◆ DIRECTIONS FOR THIS TASK
Output all of the data below exactly as given.

Records contained in a dataset
+++

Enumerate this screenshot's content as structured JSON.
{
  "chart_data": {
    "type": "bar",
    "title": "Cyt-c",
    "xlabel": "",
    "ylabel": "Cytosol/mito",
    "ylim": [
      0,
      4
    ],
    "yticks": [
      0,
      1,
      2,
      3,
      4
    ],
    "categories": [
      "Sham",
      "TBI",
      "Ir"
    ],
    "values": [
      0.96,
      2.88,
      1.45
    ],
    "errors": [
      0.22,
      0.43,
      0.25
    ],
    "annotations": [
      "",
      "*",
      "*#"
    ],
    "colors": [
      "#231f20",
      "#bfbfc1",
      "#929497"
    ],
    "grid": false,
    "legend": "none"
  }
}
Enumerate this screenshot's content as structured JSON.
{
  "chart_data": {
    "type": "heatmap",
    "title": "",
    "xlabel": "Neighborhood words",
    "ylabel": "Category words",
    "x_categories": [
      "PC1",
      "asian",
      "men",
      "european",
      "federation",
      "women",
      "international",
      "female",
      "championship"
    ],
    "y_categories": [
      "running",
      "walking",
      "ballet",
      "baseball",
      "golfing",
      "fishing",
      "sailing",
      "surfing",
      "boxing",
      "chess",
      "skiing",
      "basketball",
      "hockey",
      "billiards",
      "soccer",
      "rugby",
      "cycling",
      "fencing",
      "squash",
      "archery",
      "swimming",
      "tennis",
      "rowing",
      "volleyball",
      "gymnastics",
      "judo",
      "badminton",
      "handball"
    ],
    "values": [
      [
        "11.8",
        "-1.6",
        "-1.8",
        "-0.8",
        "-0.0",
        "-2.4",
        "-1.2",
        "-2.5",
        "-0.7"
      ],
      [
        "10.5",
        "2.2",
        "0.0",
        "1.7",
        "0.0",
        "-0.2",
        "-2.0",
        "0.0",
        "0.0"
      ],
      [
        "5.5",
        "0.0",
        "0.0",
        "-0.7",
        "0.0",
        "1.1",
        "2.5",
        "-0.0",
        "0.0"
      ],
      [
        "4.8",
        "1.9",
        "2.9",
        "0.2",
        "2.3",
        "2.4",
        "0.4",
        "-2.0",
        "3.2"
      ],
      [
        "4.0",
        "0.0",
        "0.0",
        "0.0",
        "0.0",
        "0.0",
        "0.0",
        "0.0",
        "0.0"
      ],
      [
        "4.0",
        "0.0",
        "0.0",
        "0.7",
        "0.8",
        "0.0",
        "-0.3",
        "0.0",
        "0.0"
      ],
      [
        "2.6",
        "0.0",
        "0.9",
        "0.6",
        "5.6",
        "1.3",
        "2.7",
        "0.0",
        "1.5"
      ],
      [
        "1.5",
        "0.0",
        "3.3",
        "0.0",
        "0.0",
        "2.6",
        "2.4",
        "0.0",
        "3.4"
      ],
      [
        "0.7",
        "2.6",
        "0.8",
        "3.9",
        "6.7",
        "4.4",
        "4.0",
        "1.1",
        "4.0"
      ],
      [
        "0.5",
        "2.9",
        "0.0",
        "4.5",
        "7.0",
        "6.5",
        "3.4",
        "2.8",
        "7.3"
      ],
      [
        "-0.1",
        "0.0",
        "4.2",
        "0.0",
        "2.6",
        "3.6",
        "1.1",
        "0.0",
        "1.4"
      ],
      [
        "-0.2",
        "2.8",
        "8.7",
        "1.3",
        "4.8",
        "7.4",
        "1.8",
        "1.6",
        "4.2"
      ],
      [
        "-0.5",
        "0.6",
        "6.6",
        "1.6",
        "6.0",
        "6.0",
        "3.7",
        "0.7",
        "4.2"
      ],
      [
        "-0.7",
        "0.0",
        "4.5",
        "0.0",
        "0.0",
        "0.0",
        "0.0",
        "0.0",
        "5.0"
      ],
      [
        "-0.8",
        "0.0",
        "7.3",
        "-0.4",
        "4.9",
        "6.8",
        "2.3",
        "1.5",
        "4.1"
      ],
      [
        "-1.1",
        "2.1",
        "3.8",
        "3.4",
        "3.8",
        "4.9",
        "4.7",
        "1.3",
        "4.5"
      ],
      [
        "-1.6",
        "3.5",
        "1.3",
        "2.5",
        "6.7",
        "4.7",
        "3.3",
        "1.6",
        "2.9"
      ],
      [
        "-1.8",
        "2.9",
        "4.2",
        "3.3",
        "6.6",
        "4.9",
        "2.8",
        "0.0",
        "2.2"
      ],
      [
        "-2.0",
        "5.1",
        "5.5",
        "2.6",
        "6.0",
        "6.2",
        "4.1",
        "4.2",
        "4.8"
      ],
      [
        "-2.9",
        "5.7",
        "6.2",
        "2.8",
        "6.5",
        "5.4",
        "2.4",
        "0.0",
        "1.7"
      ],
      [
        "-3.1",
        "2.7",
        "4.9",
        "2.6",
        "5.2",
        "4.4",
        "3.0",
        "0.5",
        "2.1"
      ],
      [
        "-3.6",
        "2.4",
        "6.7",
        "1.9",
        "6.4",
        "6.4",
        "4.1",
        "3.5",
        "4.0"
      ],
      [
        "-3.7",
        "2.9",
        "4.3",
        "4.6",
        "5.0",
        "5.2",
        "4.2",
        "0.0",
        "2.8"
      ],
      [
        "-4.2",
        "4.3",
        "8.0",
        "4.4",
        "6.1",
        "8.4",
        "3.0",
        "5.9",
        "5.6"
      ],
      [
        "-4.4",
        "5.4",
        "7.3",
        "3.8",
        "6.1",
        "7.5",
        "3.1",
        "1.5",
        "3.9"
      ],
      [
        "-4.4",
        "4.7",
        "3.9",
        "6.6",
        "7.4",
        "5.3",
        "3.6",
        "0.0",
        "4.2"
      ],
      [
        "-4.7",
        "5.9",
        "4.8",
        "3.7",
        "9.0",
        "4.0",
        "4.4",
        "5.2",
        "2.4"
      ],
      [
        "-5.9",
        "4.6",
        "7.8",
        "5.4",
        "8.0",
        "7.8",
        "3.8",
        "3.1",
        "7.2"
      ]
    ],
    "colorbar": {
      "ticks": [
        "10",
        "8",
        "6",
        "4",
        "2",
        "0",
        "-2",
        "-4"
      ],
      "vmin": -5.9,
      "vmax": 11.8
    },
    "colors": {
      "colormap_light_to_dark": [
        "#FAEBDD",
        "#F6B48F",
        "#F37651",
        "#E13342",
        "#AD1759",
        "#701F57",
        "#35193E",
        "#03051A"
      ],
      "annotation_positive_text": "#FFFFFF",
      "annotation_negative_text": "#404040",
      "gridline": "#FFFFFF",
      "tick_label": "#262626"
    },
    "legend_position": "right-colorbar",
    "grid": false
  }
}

+++

◆ WRITTEN RESPONSE
Enumerate this screenshot's content as structured JSON.
{
  "chart_data": {
    "type": "bar",
    "title": "Cyt-c",
    "xlabel": "",
    "ylabel": "Cytosol/mito",
    "ylim": [
      0,
      4
    ],
    "yticks": [
      0,
      1,
      2,
      3,
      4
    ],
    "categories": [
      "Sham",
      "TBI",
      "Ir"
    ],
    "values": [
      0.96,
      2.88,
      1.45
    ],
    "errors": [
      0.22,
      0.43,
      0.25
    ],
    "annotations": [
      "",
      "*",
      "*#"
    ],
    "colors": [
      "#231f20",
      "#bfbfc1",
      "#929497"
    ],
    "grid": false,
    "legend": "none"
  }
}
Enumerate this screenshot's content as structured JSON.
{
  "chart_data": {
    "type": "heatmap",
    "title": "",
    "xlabel": "Neighborhood words",
    "ylabel": "Category words",
    "x_categories": [
      "PC1",
      "asian",
      "men",
      "european",
      "federation",
      "women",
      "international",
      "female",
      "championship"
    ],
    "y_categories": [
      "running",
      "walking",
      "ballet",
      "baseball",
      "golfing",
      "fishing",
      "sailing",
      "surfing",
      "boxing",
      "chess",
      "skiing",
      "basketball",
      "hockey",
      "billiards",
      "soccer",
      "rugby",
      "cycling",
      "fencing",
      "squash",
      "archery",
      "swimming",
      "tennis",
      "rowing",
      "volleyball",
      "gymnastics",
      "judo",
      "badminton",
      "handball"
    ],
    "values": [
      [
        "11.8",
        "-1.6",
        "-1.8",
        "-0.8",
        "-0.0",
        "-2.4",
        "-1.2",
        "-2.5",
        "-0.7"
      ],
      [
        "10.5",
        "2.2",
        "0.0",
        "1.7",
        "0.0",
        "-0.2",
        "-2.0",
        "0.0",
        "0.0"
      ],
      [
        "5.5",
        "0.0",
        "0.0",
        "-0.7",
        "0.0",
        "1.1",
        "2.5",
        "-0.0",
        "0.0"
      ],
      [
        "4.8",
        "1.9",
        "2.9",
        "0.2",
        "2.3",
        "2.4",
        "0.4",
        "-2.0",
        "3.2"
      ],
      [
        "4.0",
        "0.0",
        "0.0",
        "0.0",
        "0.0",
        "0.0",
        "0.0",
        "0.0",
        "0.0"
      ],
      [
        "4.0",
        "0.0",
        "0.0",
        "0.7",
        "0.8",
        "0.0",
        "-0.3",
        "0.0",
        "0.0"
      ],
      [
        "2.6",
        "0.0",
        "0.9",
        "0.6",
        "5.6",
        "1.3",
        "2.7",
        "0.0",
        "1.5"
      ],
      [
        "1.5",
        "0.0",
        "3.3",
        "0.0",
        "0.0",
        "2.6",
        "2.4",
        "0.0",
        "3.4"
      ],
      [
        "0.7",
        "2.6",
        "0.8",
        "3.9",
        "6.7",
        "4.4",
        "4.0",
        "1.1",
        "4.0"
      ],
      [
        "0.5",
        "2.9",
        "0.0",
        "4.5",
        "7.0",
        "6.5",
        "3.4",
        "2.8",
        "7.3"
      ],
      [
        "-0.1",
        "0.0",
        "4.2",
        "0.0",
        "2.6",
        "3.6",
        "1.1",
        "0.0",
        "1.4"
      ],
      [
        "-0.2",
        "2.8",
        "8.7",
        "1.3",
        "4.8",
        "7.4",
        "1.8",
        "1.6",
        "4.2"
      ],
      [
        "-0.5",
        "0.6",
        "6.6",
        "1.6",
        "6.0",
        "6.0",
        "3.7",
        "0.7",
        "4.2"
      ],
      [
        "-0.7",
        "0.0",
        "4.5",
        "0.0",
        "0.0",
        "0.0",
        "0.0",
        "0.0",
        "5.0"
      ],
      [
        "-0.8",
        "0.0",
        "7.3",
        "-0.4",
        "4.9",
        "6.8",
        "2.3",
        "1.5",
        "4.1"
      ],
      [
        "-1.1",
        "2.1",
        "3.8",
        "3.4",
        "3.8",
        "4.9",
        "4.7",
        "1.3",
        "4.5"
      ],
      [
        "-1.6",
        "3.5",
        "1.3",
        "2.5",
        "6.7",
        "4.7",
        "3.3",
        "1.6",
        "2.9"
      ],
      [
        "-1.8",
        "2.9",
        "4.2",
        "3.3",
        "6.6",
        "4.9",
        "2.8",
        "0.0",
        "2.2"
      ],
      [
        "-2.0",
        "5.1",
        "5.5",
        "2.6",
        "6.0",
        "6.2",
        "4.1",
        "4.2",
        "4.8"
      ],
      [
        "-2.9",
        "5.7",
        "6.2",
        "2.8",
        "6.5",
        "5.4",
        "2.4",
        "0.0",
        "1.7"
      ],
      [
        "-3.1",
        "2.7",
        "4.9",
        "2.6",
        "5.2",
        "4.4",
        "3.0",
        "0.5",
        "2.1"
      ],
      [
        "-3.6",
        "2.4",
        "6.7",
        "1.9",
        "6.4",
        "6.4",
        "4.1",
        "3.5",
        "4.0"
      ],
      [
        "-3.7",
        "2.9",
        "4.3",
        "4.6",
        "5.0",
        "5.2",
        "4.2",
        "0.0",
        "2.8"
      ],
      [
        "-4.2",
        "4.3",
        "8.0",
        "4.4",
        "6.1",
        "8.4",
        "3.0",
        "5.9",
        "5.6"
      ],
      [
        "-4.4",
        "5.4",
        "7.3",
        "3.8",
        "6.1",
        "7.5",
        "3.1",
        "1.5",
        "3.9"
      ],
      [
        "-4.4",
        "4.7",
        "3.9",
        "6.6",
        "7.4",
        "5.3",
        "3.6",
        "0.0",
        "4.2"
      ],
      [
        "-4.7",
        "5.9",
        "4.8",
        "3.7",
        "9.0",
        "4.0",
        "4.4",
        "5.2",
        "2.4"
      ],
      [
        "-5.9",
        "4.6",
        "7.8",
        "5.4",
        "8.0",
        "7.8",
        "3.8",
        "3.1",
        "7.2"
      ]
    ],
    "colorbar": {
      "ticks": [
        "10",
        "8",
        "6",
        "4",
        "2",
        "0",
        "-2",
        "-4"
      ],
      "vmin": -5.9,
      "vmax": 11.8
    },
    "colors": {
      "colormap_light_to_dark": [
        "#FAEBDD",
        "#F6B48F",
        "#F37651",
        "#E13342",
        "#AD1759",
        "#701F57",
        "#35193E",
        "#03051A"
      ],
      "annotation_positive_text": "#FFFFFF",
      "annotation_negative_text": "#404040",
      "gridline": "#FFFFFF",
      "tick_label": "#262626"
    },
    "legend_position": "right-colorbar",
    "grid": false
  }
}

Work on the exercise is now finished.